== DESCRIPTION OF THE TASK ==
Pick out each line containing the string "deformation".

== MATERIAL FOR THIS EXERCISE ==
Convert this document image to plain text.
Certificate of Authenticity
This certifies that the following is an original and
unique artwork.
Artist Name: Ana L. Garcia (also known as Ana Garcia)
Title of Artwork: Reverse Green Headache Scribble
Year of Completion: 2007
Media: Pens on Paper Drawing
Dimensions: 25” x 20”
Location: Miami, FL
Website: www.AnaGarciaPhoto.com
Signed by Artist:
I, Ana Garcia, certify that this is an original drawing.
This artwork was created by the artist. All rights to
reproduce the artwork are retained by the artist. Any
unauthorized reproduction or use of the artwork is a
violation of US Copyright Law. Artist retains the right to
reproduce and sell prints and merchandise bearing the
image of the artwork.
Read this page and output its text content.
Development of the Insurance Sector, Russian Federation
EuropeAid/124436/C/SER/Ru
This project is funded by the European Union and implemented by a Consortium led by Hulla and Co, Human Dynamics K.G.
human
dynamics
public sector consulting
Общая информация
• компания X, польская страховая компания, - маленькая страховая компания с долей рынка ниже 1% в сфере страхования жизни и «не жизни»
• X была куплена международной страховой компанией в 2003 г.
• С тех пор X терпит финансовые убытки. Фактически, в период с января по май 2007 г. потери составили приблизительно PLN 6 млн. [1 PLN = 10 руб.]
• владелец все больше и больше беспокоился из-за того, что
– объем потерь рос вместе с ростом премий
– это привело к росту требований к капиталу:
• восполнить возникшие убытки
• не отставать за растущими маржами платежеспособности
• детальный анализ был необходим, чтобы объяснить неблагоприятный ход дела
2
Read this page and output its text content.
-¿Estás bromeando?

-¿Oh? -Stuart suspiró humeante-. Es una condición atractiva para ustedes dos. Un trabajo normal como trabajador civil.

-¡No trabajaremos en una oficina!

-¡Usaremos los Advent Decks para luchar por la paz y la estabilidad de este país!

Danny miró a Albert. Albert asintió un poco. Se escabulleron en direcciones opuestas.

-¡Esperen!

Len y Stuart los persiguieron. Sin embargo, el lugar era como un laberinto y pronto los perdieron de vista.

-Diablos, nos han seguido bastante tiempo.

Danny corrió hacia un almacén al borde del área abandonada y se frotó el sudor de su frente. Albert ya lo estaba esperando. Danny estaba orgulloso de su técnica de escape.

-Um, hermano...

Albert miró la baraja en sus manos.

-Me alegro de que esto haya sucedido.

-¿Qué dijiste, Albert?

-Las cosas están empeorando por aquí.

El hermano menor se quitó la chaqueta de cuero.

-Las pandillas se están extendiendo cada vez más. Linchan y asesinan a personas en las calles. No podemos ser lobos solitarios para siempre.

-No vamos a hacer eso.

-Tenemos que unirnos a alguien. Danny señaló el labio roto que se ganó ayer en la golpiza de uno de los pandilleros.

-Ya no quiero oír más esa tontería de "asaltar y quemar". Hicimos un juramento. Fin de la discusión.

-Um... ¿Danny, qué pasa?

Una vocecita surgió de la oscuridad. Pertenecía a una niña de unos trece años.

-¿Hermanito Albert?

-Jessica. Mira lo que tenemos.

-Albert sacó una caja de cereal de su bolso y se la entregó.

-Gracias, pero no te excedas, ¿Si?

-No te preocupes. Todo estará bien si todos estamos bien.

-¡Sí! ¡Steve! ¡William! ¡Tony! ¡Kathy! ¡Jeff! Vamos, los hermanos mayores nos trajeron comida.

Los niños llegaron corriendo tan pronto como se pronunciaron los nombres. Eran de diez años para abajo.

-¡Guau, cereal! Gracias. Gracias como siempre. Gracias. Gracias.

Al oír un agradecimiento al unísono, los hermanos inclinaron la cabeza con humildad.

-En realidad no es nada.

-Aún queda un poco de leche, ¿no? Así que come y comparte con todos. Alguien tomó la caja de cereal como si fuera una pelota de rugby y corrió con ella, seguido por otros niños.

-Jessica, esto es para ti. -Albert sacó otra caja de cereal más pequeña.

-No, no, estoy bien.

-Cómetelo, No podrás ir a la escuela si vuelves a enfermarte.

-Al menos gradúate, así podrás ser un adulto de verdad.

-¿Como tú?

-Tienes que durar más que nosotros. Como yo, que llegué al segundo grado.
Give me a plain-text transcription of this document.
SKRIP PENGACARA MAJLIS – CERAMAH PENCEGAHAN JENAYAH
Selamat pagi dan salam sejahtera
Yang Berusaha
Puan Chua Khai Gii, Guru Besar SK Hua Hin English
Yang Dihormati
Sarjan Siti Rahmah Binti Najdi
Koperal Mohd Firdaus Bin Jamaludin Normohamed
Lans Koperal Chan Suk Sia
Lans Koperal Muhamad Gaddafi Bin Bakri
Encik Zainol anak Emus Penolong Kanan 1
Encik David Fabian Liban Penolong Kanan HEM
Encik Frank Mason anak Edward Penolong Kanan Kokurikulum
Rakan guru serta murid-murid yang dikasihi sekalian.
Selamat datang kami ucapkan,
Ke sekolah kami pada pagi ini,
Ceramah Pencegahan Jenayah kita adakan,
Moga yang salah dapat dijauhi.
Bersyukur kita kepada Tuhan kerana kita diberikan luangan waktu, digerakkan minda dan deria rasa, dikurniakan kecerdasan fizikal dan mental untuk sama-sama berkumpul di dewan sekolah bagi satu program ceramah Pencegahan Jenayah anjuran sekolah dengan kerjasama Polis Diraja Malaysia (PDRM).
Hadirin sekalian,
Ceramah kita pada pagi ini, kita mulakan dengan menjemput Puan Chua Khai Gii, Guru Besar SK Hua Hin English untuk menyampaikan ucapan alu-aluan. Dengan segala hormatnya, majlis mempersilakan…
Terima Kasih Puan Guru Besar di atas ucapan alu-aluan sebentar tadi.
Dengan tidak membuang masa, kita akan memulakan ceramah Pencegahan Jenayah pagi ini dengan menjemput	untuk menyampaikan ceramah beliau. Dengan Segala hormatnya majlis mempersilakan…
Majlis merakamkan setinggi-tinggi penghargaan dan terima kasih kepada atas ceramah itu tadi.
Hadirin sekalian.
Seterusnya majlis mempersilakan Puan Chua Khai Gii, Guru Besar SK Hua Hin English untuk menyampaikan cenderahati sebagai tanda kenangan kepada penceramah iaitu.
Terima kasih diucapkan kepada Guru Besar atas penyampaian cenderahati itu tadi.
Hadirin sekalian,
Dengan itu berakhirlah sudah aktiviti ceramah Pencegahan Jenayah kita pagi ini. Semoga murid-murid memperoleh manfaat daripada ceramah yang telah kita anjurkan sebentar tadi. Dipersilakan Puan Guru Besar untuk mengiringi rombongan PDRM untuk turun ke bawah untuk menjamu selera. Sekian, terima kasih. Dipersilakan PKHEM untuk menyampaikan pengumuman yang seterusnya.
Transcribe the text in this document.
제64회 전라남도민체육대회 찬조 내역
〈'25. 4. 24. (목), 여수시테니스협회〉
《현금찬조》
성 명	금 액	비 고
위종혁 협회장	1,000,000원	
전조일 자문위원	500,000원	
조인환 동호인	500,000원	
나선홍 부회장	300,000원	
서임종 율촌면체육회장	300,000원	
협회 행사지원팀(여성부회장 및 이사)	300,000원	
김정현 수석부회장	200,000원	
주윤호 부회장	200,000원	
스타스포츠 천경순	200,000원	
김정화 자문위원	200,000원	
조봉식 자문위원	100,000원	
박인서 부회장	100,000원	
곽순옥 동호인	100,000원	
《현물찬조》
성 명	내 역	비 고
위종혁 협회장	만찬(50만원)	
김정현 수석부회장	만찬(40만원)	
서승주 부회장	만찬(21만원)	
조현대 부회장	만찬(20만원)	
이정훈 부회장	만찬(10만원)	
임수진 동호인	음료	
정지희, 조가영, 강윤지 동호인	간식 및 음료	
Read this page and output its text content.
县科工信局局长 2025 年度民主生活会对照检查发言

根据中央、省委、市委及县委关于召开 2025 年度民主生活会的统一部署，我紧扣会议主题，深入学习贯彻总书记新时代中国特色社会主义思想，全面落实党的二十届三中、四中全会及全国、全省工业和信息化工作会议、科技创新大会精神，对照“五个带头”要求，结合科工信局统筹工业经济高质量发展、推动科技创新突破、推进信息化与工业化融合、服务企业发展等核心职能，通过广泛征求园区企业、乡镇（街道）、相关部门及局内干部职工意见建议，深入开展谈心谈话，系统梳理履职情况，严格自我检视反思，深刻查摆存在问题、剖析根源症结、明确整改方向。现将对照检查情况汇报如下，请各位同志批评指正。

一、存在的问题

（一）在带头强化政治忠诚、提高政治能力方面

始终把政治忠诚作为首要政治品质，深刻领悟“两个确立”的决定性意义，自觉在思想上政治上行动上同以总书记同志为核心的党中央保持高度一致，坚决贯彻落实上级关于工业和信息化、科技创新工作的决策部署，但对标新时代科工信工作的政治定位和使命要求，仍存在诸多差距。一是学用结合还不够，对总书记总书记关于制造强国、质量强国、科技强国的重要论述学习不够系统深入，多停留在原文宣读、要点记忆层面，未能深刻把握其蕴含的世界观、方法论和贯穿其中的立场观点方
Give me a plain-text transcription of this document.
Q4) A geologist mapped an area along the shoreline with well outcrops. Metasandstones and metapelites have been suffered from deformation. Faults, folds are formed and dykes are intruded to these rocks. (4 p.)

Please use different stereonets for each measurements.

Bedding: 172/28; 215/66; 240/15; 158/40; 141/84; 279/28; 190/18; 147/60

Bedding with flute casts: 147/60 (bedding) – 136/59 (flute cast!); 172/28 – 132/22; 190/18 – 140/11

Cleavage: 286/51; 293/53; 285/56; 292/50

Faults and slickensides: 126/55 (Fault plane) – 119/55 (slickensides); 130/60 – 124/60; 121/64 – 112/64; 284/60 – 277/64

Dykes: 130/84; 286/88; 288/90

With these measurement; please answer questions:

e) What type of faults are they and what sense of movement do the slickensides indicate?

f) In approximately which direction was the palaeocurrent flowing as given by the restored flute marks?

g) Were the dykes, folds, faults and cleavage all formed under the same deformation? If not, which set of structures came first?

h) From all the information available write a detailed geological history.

== TASK OUTPUT ==
Q4) A geologist mapped an area along the shoreline with well outcrops. Metasandstones and metapelites have been suffered from deformation. Faults, folds are formed and dykes are intruded to these rocks. (4 p.)
g) Were the dykes, folds, faults and cleavage all formed under the same deformation? If not, which set of structures came first?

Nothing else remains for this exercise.